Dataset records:

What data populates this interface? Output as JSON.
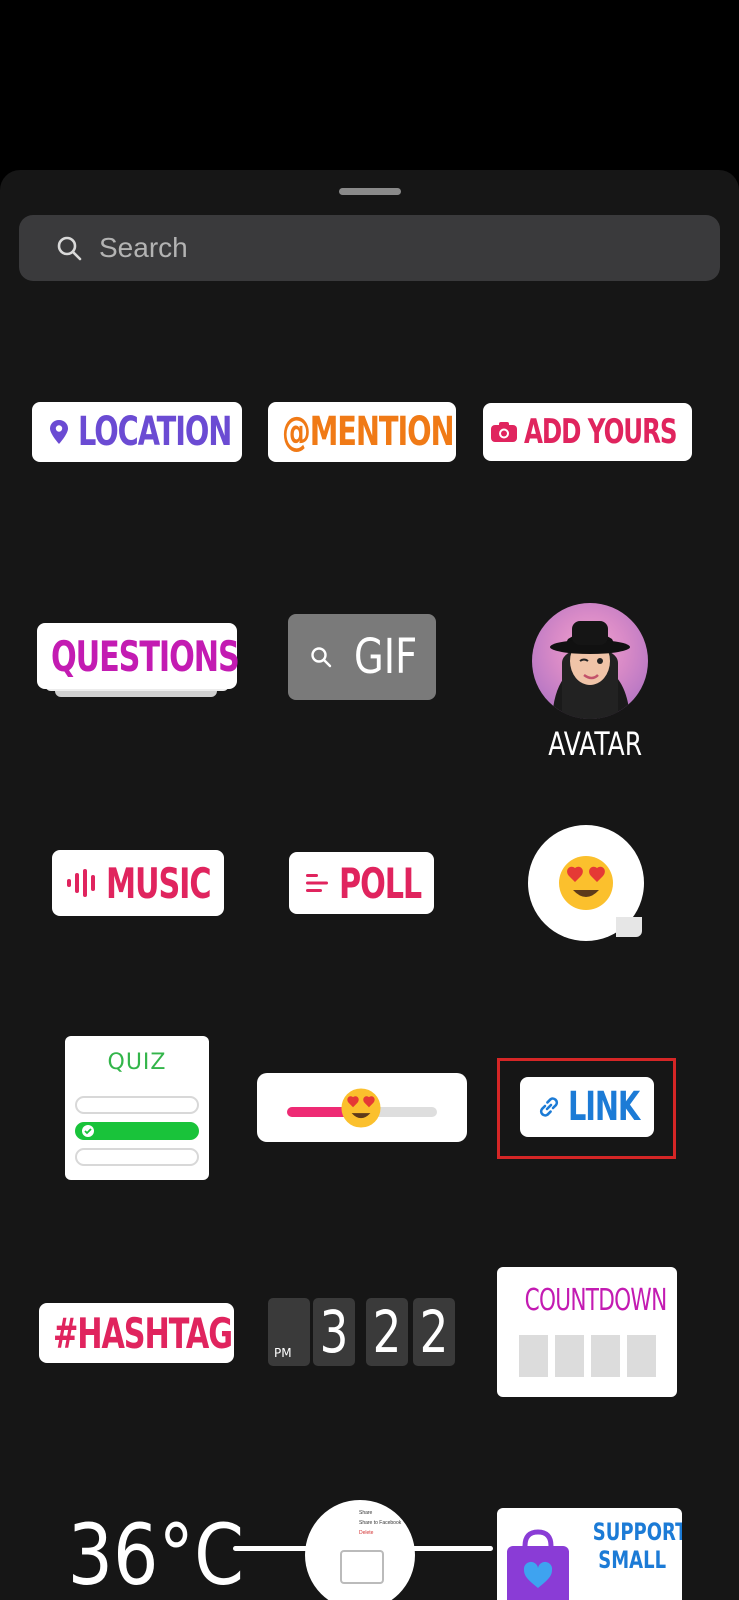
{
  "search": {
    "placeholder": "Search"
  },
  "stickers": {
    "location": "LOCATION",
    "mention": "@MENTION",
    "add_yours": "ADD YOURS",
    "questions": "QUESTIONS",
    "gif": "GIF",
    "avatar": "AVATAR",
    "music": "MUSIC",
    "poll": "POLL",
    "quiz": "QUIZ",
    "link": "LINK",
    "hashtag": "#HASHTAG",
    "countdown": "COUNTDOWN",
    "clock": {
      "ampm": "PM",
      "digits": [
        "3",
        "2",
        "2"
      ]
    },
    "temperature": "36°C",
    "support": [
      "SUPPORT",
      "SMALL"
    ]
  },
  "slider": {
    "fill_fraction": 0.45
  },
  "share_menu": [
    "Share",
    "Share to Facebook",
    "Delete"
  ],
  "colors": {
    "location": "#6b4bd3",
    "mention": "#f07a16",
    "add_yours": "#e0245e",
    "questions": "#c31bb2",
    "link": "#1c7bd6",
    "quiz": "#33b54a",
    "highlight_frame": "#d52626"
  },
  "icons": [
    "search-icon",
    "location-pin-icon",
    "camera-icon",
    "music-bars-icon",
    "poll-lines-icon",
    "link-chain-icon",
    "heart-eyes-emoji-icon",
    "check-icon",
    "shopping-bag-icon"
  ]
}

AIM OF THE TASK =>
Sift the material for lines with the string "questions". Copy each one found.

TASK SOLUTION =>
    "questions": "QUESTIONS",
    "questions": "#c31bb2",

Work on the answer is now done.